SET PROBLEM: Return all lines where the word "States" can be found.

MATERIAL PROVIDED:
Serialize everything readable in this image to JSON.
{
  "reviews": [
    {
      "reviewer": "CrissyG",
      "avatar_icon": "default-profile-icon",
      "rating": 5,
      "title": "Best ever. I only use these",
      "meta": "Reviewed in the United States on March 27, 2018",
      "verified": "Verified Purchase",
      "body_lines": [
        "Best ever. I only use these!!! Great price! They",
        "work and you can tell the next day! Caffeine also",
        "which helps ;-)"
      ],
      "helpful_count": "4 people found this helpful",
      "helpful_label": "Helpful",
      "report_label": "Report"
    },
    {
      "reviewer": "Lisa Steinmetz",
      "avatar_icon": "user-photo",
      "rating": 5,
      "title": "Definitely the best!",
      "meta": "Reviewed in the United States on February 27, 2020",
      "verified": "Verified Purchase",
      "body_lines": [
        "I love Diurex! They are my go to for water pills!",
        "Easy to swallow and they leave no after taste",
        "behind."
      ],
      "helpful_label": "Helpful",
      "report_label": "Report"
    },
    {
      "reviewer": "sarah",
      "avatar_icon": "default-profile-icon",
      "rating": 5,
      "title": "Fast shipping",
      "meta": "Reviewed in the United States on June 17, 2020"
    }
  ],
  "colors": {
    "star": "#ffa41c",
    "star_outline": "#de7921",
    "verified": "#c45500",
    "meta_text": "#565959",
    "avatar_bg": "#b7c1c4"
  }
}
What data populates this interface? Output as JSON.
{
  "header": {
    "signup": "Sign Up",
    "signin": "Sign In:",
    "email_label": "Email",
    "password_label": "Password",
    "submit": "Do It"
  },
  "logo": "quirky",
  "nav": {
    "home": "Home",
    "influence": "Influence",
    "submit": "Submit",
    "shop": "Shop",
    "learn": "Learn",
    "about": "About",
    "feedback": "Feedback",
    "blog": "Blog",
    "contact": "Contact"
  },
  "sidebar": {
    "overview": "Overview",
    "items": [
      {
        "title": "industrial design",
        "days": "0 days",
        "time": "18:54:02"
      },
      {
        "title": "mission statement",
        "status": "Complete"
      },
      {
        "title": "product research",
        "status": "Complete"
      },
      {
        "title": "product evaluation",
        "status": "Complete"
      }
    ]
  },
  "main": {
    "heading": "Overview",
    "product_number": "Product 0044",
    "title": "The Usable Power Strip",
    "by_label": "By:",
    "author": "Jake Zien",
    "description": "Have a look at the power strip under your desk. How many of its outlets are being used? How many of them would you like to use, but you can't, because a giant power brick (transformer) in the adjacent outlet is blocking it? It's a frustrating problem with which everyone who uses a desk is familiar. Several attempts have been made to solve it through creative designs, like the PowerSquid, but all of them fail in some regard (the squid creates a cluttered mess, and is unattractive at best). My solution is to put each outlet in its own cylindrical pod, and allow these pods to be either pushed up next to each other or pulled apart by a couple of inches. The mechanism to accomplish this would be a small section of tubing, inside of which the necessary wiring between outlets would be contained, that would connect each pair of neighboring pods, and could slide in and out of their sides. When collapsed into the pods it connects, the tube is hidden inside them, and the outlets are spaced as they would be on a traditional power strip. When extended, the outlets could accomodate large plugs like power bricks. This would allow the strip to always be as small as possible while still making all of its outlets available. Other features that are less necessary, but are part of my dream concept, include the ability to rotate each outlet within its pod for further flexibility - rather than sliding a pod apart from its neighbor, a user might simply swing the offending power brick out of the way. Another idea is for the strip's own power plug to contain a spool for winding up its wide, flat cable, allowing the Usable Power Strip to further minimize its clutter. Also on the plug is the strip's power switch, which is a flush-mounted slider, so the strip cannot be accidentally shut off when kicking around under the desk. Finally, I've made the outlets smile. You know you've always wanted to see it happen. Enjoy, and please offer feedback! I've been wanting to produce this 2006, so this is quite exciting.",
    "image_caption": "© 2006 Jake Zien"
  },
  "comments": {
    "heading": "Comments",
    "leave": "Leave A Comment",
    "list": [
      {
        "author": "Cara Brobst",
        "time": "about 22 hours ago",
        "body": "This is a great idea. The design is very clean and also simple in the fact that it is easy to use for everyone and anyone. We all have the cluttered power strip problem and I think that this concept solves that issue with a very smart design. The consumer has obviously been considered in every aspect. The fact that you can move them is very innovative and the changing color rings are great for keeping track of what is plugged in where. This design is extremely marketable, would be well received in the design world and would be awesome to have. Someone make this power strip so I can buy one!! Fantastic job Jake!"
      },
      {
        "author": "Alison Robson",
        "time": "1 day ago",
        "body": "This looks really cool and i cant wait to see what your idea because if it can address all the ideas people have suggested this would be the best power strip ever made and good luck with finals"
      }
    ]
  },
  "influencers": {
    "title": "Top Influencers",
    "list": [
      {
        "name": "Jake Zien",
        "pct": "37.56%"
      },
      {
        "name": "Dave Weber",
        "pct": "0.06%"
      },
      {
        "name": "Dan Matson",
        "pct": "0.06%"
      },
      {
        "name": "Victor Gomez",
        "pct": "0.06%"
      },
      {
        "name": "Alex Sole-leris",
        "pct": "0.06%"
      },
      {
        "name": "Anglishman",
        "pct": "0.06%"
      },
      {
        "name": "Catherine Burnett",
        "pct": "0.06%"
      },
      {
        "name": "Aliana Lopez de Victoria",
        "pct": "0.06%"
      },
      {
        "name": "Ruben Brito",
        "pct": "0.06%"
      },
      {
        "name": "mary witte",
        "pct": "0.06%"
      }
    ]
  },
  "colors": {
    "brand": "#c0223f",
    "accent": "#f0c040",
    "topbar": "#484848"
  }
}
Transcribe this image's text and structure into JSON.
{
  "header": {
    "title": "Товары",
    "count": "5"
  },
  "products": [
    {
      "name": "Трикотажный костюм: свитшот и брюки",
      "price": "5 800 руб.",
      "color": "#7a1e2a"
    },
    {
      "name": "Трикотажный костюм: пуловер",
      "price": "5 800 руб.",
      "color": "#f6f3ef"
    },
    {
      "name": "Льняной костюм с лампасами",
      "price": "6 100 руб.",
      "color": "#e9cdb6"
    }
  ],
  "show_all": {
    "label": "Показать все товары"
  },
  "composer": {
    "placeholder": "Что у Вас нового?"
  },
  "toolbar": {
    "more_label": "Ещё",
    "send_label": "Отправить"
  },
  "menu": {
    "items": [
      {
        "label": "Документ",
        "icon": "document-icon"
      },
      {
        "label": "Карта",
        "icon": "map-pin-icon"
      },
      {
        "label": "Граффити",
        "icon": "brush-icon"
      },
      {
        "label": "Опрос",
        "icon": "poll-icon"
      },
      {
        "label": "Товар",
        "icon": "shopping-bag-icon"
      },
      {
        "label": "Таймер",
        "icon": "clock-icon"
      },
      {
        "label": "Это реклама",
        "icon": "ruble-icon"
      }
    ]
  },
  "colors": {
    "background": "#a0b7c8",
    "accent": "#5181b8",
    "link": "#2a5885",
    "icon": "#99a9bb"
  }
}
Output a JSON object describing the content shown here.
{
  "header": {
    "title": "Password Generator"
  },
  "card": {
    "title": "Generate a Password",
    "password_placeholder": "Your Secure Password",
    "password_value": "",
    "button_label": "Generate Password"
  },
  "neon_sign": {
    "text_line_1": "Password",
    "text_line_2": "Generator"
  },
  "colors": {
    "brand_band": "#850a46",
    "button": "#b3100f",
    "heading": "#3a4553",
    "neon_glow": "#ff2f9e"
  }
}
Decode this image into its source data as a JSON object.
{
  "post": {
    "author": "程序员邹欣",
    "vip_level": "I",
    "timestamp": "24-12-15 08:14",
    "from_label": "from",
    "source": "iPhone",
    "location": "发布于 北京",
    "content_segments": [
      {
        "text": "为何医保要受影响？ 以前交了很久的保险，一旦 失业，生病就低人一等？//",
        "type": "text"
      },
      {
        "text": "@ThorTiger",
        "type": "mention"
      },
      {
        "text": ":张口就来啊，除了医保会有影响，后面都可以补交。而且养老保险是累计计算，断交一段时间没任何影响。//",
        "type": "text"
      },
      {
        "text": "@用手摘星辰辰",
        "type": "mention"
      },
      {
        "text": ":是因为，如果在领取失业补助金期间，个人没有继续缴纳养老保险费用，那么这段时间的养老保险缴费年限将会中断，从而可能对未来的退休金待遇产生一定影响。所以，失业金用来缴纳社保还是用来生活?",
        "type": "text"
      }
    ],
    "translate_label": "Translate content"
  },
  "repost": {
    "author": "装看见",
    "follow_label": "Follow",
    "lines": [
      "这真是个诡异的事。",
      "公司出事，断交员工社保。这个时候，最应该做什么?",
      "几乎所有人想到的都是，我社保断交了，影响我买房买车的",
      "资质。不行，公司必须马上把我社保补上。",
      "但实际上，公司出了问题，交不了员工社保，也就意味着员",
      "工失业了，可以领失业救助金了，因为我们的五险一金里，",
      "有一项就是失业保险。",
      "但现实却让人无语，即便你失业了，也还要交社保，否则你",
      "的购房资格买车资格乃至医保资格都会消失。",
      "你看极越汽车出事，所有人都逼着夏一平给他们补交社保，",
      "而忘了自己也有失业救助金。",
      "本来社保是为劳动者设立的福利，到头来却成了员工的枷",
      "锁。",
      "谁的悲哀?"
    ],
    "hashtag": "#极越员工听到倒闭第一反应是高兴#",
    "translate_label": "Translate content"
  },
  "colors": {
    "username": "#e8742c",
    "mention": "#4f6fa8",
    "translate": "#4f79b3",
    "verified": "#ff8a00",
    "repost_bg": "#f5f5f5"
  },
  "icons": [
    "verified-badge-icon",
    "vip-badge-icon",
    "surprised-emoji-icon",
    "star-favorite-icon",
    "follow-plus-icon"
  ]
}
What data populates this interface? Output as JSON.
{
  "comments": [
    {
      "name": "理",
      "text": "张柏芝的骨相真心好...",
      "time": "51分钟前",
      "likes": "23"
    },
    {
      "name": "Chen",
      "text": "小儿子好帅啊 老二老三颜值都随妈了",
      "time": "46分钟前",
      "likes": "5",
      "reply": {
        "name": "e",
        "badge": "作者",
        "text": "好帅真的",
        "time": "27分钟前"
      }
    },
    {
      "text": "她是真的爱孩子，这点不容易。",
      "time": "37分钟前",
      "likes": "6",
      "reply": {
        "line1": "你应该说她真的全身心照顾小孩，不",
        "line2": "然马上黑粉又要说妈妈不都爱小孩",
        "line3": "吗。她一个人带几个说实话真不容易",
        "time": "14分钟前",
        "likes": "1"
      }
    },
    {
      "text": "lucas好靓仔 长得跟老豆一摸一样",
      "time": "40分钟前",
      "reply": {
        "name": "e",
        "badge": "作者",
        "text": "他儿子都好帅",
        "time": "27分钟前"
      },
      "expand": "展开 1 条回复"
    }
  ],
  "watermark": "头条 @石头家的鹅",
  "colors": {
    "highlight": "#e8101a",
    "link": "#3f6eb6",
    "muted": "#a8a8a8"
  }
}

RESULT FOR THIS EXERCISE:
      "meta": "Reviewed in the United States on March 27, 2018",
      "meta": "Reviewed in the United States on February 27, 2020",
      "meta": "Reviewed in the United States on June 17, 2020"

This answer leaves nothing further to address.